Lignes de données
________

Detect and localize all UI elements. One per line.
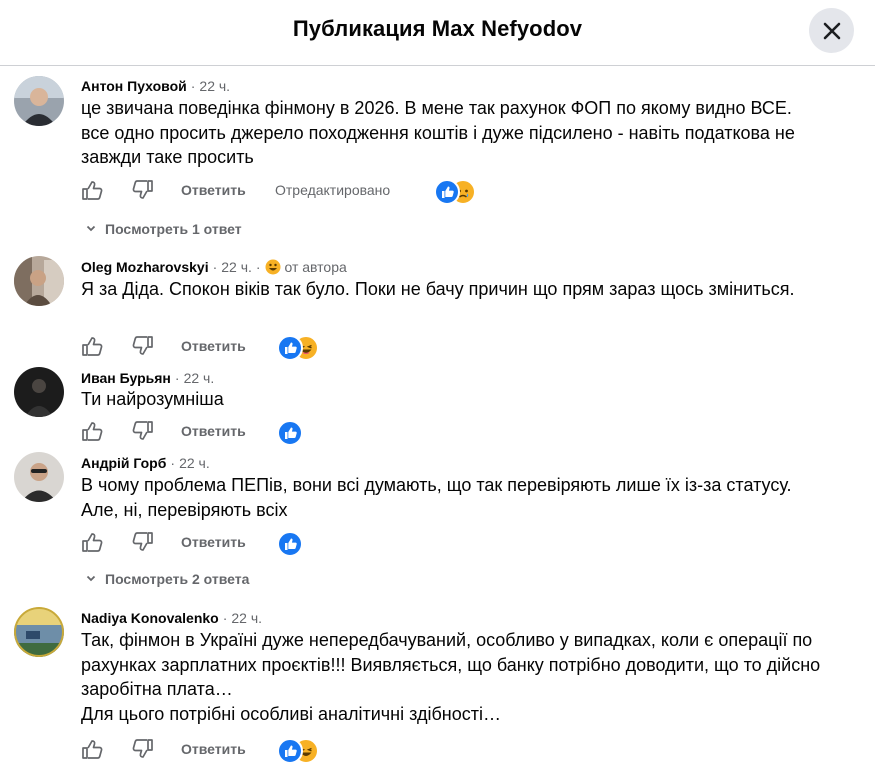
comment-time[interactable]: 22 ч. xyxy=(179,455,210,471)
edited-label[interactable]: Отредактировано xyxy=(275,182,390,198)
dislike-icon[interactable] xyxy=(132,531,154,553)
like-icon[interactable] xyxy=(81,179,103,201)
like-icon[interactable] xyxy=(81,335,103,357)
dislike-icon[interactable] xyxy=(132,738,154,760)
comment-author[interactable]: Oleg Mozharovskyi xyxy=(81,259,209,275)
like-icon[interactable] xyxy=(81,420,103,442)
reply-button[interactable]: Ответить xyxy=(181,338,246,354)
avatar[interactable] xyxy=(14,367,64,417)
comment-time[interactable]: 22 ч. xyxy=(199,78,230,94)
reply-button[interactable]: Ответить xyxy=(181,534,246,550)
like-reaction-icon xyxy=(277,738,303,764)
comment-text-second-line: Для цього потрібні особливі аналітичні з… xyxy=(81,704,501,724)
dislike-icon[interactable] xyxy=(132,179,154,201)
like-reaction-icon xyxy=(434,179,460,205)
reply-button[interactable]: Ответить xyxy=(181,423,246,439)
comment-text: Ти найрозумніша xyxy=(81,389,224,409)
comment-text: В чому проблема ПЕПів, вони всі думають,… xyxy=(81,475,792,520)
like-icon[interactable] xyxy=(81,738,103,760)
comment-author[interactable]: Nadiya Konovalenko xyxy=(81,610,219,626)
avatar[interactable] xyxy=(14,452,64,502)
reply-button[interactable]: Ответить xyxy=(181,741,246,757)
avatar[interactable] xyxy=(14,256,64,306)
comment-author[interactable]: Антон Пуховой xyxy=(81,78,187,94)
avatar[interactable] xyxy=(14,607,64,657)
close-icon xyxy=(823,22,840,39)
comment-time[interactable]: 22 ч. xyxy=(231,610,262,626)
comment-time[interactable]: 22 ч. xyxy=(184,370,215,386)
author-badge: от автора xyxy=(284,259,347,275)
like-reaction-icon xyxy=(277,420,303,446)
reply-button[interactable]: Ответить xyxy=(181,182,246,198)
avatar[interactable] xyxy=(14,76,64,126)
dislike-icon[interactable] xyxy=(132,420,154,442)
view-replies-button[interactable]: Посмотреть 2 ответа xyxy=(85,571,249,587)
comment-text: Я за Діда. Спокон віків так було. Поки н… xyxy=(81,279,795,299)
comments-list: Антон Пуховой · 22 ч. це звичана поведінка… xyxy=(0,66,875,764)
comment-author[interactable]: Андрій Горб xyxy=(81,455,166,471)
chevron-down-icon xyxy=(86,575,96,582)
chevron-down-icon xyxy=(86,225,96,232)
dialog-header: Публикация Max Nefyodov xyxy=(0,0,875,66)
comment-text: Так, фінмон в Україні дуже непередбачува… xyxy=(81,630,821,699)
comment-time[interactable]: 22 ч. xyxy=(221,259,252,275)
close-button[interactable] xyxy=(809,8,854,53)
like-reaction-icon xyxy=(277,531,303,557)
dislike-icon[interactable] xyxy=(132,335,154,357)
comment-author[interactable]: Иван Бурьян xyxy=(81,370,171,386)
like-icon[interactable] xyxy=(81,531,103,553)
comment-text: це звичана поведінка фінмону в 2026. В м… xyxy=(81,98,795,167)
author-badge-icon xyxy=(265,259,281,275)
like-reaction-icon xyxy=(277,335,303,361)
view-replies-button[interactable]: Посмотреть 1 ответ xyxy=(85,221,242,237)
dialog-title: Публикация Max Nefyodov xyxy=(292,16,583,41)
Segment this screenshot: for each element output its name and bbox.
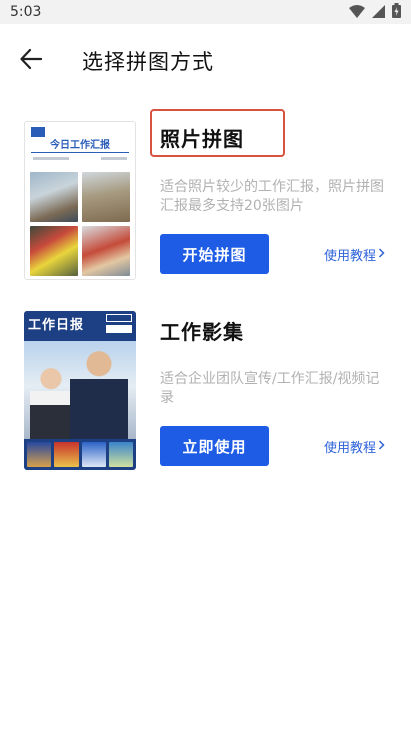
tutorial-label: 使用教程 xyxy=(324,249,377,264)
chevron-right-icon xyxy=(378,439,385,454)
option-title: 工作影集 xyxy=(160,320,244,344)
signal-icon xyxy=(372,3,385,22)
photo-collage-thumbnail[interactable]: 今日工作汇报 xyxy=(24,121,136,280)
start-collage-button[interactable]: 开始拼图 xyxy=(160,234,269,274)
construction-photo xyxy=(82,226,130,276)
page-title: 选择拼图方式 xyxy=(82,50,214,74)
battery-charging-icon xyxy=(392,2,401,22)
use-now-button[interactable]: 立即使用 xyxy=(160,426,269,466)
thumbnail-banner: 工作日报 xyxy=(24,311,136,341)
thumbnail-heading: 今日工作汇报 xyxy=(50,140,110,151)
work-album-thumbnail[interactable]: 工作日报 xyxy=(24,311,136,470)
construction-photo xyxy=(30,172,78,222)
arrow-left-icon xyxy=(20,48,43,73)
status-icons xyxy=(349,2,401,22)
back-button[interactable] xyxy=(14,44,48,78)
team-photo xyxy=(24,341,136,441)
option-description: 适合企业团队宣传/工作汇报/视频记录 xyxy=(160,371,380,406)
tutorial-link[interactable]: 使用教程 xyxy=(324,437,385,456)
wifi-icon xyxy=(349,3,365,22)
tutorial-label: 使用教程 xyxy=(324,441,377,456)
status-time: 5:03 xyxy=(10,4,42,20)
highlight-annotation xyxy=(150,109,285,157)
chevron-right-icon xyxy=(378,247,385,262)
thumbnail-template-strip xyxy=(24,439,136,470)
thumbnail-heading: 工作日报 xyxy=(28,318,85,333)
status-bar: 5:03 xyxy=(0,0,411,24)
construction-photo xyxy=(30,226,78,276)
construction-photo xyxy=(82,172,130,222)
tutorial-link[interactable]: 使用教程 xyxy=(324,245,385,264)
app-bar: 选择拼图方式 xyxy=(0,24,411,96)
thumbnail-photo-grid xyxy=(30,172,130,276)
option-description: 适合照片较少的工作汇报，照片拼图汇报最多支持20张图片 xyxy=(160,179,384,214)
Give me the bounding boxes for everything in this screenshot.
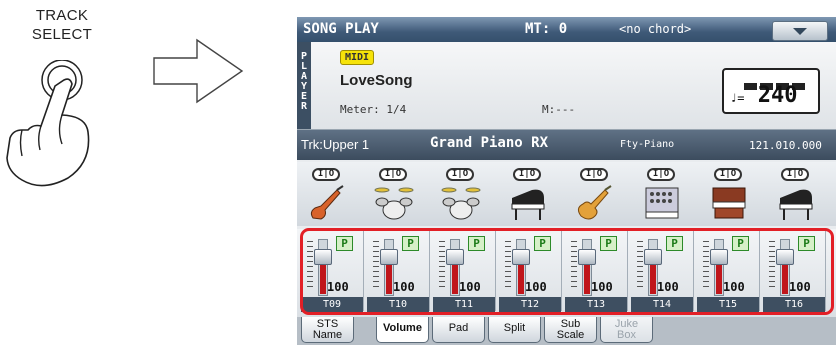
master-transpose: MT: 0 <box>525 21 568 37</box>
title-bar: SONG PLAY MT: 0 <no chord> <box>297 17 836 42</box>
tab-sts-name[interactable]: STS Name <box>301 317 354 343</box>
instrument-slot[interactable]: I|O <box>498 162 558 226</box>
sound-name[interactable]: Grand Piano RX <box>430 135 548 151</box>
play-mute-toggle[interactable]: I|O <box>312 168 340 181</box>
instrument-slot[interactable]: I|O <box>431 162 491 226</box>
play-mute-toggle[interactable]: I|O <box>379 168 407 181</box>
track-select-caption: TRACK SELECT <box>2 6 122 44</box>
grand-piano-icon <box>511 189 545 220</box>
instrument-slot[interactable]: I|O <box>565 162 625 226</box>
instrument-slot[interactable]: I|O <box>297 162 357 226</box>
electric-guitar-icon <box>310 185 344 220</box>
tab-split[interactable]: Split <box>488 317 541 343</box>
play-mute-toggle[interactable]: I|O <box>446 168 474 181</box>
tab-pad[interactable]: Pad <box>432 317 485 343</box>
quarter-note-icon: ♩= <box>730 91 745 105</box>
drum-kit-icon <box>374 187 414 220</box>
pressing-hand-icon <box>6 60 90 187</box>
organ-icon <box>712 187 746 219</box>
caption-line-1: TRACK <box>35 7 89 24</box>
play-mute-toggle[interactable]: I|O <box>580 168 608 181</box>
acoustic-guitar-icon <box>577 185 612 220</box>
play-mute-toggle[interactable]: I|O <box>647 168 675 181</box>
instrument-slot[interactable]: I|O <box>364 162 424 226</box>
synth-pad-icon <box>645 187 679 219</box>
drum-kit-icon <box>441 187 481 220</box>
program-number: 121.010.000 <box>749 139 822 152</box>
tab-sub-scale[interactable]: Sub Scale <box>544 317 597 343</box>
instrument-slot[interactable]: I|O <box>766 162 826 226</box>
instrument-row: I|O I|O I|O I|O I|O I|O I|O I|O <box>297 162 836 226</box>
tab-volume[interactable]: Volume <box>376 317 429 343</box>
device-screen: SONG PLAY MT: 0 <no chord> PLAYER MIDI L… <box>297 17 836 345</box>
tab-juke-box[interactable]: Juke Box <box>600 317 653 343</box>
tempo-display[interactable]: ♩= 240 <box>722 68 820 114</box>
play-mute-toggle[interactable]: I|O <box>781 168 809 181</box>
caption-line-2: SELECT <box>31 26 93 43</box>
player-tab: PLAYER <box>297 42 311 129</box>
sound-category: Fty-Piano <box>620 139 675 150</box>
highlight-frame <box>300 228 834 315</box>
tempo-value: 240 <box>757 83 798 108</box>
right-arrow-icon <box>153 38 244 104</box>
play-mute-toggle[interactable]: I|O <box>513 168 541 181</box>
instrument-slot[interactable]: I|O <box>699 162 759 226</box>
track-info-bar: Trk:Upper 1 Grand Piano RX Fty-Piano 121… <box>297 130 836 160</box>
measure-display: M:--- <box>542 103 576 116</box>
tab-bar: STS Name Volume Pad Split Sub Scale Juke Bo… <box>297 317 836 345</box>
track-part: Trk:Upper 1 <box>301 137 370 152</box>
page-title: SONG PLAY <box>303 21 379 37</box>
song-name[interactable]: LoveSong <box>340 72 413 89</box>
meter-display: Meter: 1/4 <box>340 103 407 116</box>
player-panel: PLAYER MIDI LoveSong Meter: 1/4 M:--- ♩=… <box>297 42 836 130</box>
page-menu-button[interactable] <box>772 21 828 41</box>
instrument-slot[interactable]: I|O <box>632 162 692 226</box>
chord-display: <no chord> <box>619 22 692 36</box>
grand-piano-icon <box>779 189 813 220</box>
midi-badge: MIDI <box>340 50 375 65</box>
play-mute-toggle[interactable]: I|O <box>714 168 742 181</box>
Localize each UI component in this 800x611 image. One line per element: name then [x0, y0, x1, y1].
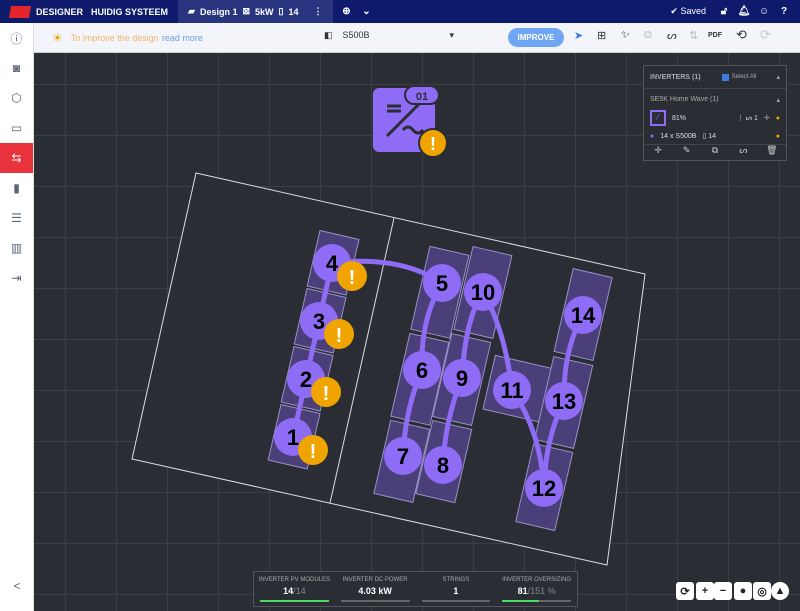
- select-all-label[interactable]: Select All: [732, 74, 757, 80]
- edit-icon[interactable]: ✎: [672, 145, 700, 160]
- stat-dc-power: INVERTER DC POWER 4.03 kW: [335, 572, 416, 606]
- inverter-symbol: 01 !: [373, 85, 448, 158]
- inverters-title: INVERTERS (1): [650, 73, 701, 81]
- warning-mark: !: [349, 267, 356, 289]
- center-button[interactable]: ◎: [753, 582, 771, 600]
- warning-mark: !: [310, 441, 317, 463]
- inverters-panel: INVERTERS (1) Select All ▴ SE5K Home Wav…: [643, 65, 787, 161]
- move-icon[interactable]: ✛: [644, 145, 672, 160]
- stat-oversizing: INVERTER OVERSIZING 81/151 %: [496, 572, 577, 606]
- string-node-label: 5: [436, 271, 448, 296]
- string-color-dot: ●: [650, 132, 655, 140]
- string-node-label: 2: [300, 367, 312, 392]
- string-node-label: 10: [471, 280, 495, 305]
- zoom-in-button[interactable]: +: [696, 582, 714, 600]
- collapse-icon[interactable]: ▴: [776, 73, 780, 81]
- string-node-label: 9: [456, 366, 468, 391]
- string-row[interactable]: ● 14 x S500B ▯ 14 ●: [644, 128, 786, 144]
- stat-strings: STRINGS 1: [416, 572, 497, 606]
- stats-bar: INVERTER PV MODULES 14/14 INVERTER DC POW…: [253, 571, 578, 607]
- string-modules: 14: [708, 133, 717, 140]
- string-info: 14 x S500B: [660, 132, 697, 140]
- warning-icon: ●: [775, 132, 780, 140]
- warning-icon: ●: [775, 114, 780, 122]
- warning-mark: !: [323, 383, 330, 405]
- string-node-label: 4: [326, 251, 339, 276]
- shape-button[interactable]: ●: [734, 582, 752, 600]
- inverter-row[interactable]: ⁄ 81% ⋮ ᔕ 1 ✛ ●: [644, 108, 786, 128]
- string-node-label: 12: [532, 476, 556, 501]
- inverter-icon: ⁄: [650, 110, 666, 126]
- rotate-view-button[interactable]: ⟳: [676, 582, 694, 600]
- inverter-percent: 81%: [672, 114, 687, 122]
- inverter-group[interactable]: SE5K Home Wave (1) ▴: [644, 89, 786, 108]
- string-node-label: 6: [416, 358, 428, 383]
- compass-button[interactable]: ▲: [771, 582, 789, 600]
- string-node-label: 8: [437, 453, 449, 478]
- string-node-label: 1: [287, 425, 299, 450]
- select-all-checkbox[interactable]: [721, 73, 729, 81]
- zoom-out-button[interactable]: −: [714, 582, 732, 600]
- move-icon[interactable]: ✛: [764, 114, 770, 122]
- inverter-strings: 1: [753, 115, 758, 122]
- warning-mark: !: [336, 325, 343, 347]
- inverter-number: 01: [416, 91, 428, 103]
- string-icon[interactable]: ᔕ: [729, 145, 757, 160]
- string-node-label: 7: [397, 444, 409, 469]
- svg-text:!: !: [430, 134, 436, 154]
- copy-icon[interactable]: ⧉: [701, 145, 729, 160]
- string-node-label: 11: [500, 378, 523, 403]
- stat-pv-modules: INVERTER PV MODULES 14/14: [254, 572, 335, 606]
- string-node-label: 14: [571, 303, 596, 328]
- collapse-icon[interactable]: ▴: [776, 96, 780, 104]
- inverter-group-name: SE5K Home Wave (1): [650, 96, 719, 103]
- string-node-label: 13: [552, 389, 576, 414]
- string-node-label: 3: [313, 309, 325, 334]
- delete-icon[interactable]: 🗑︎: [758, 145, 786, 160]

________

TÂCHE FIXÉE:
Remplacez "STS Name" par "Nom STS" dans tout ce qui va de la ligne contenant "master-transpose: MT: 0" jusqu'à celle contenant "instrument-slot[interactable]: I|O <box>498", puis redonnez uniquement ces lignes, le reste inchangé.

RÉPONSE COMPLÈTE:
master-transpose: MT: 0 <box>525 21 568 37</box>
title-bar: SONG PLAY MT: 0 <no chord> <box>297 17 836 42</box>
tab-sts-name[interactable]: Nom STS <box>301 317 354 343</box>
instrument-slot[interactable]: I|O <box>498 162 558 226</box>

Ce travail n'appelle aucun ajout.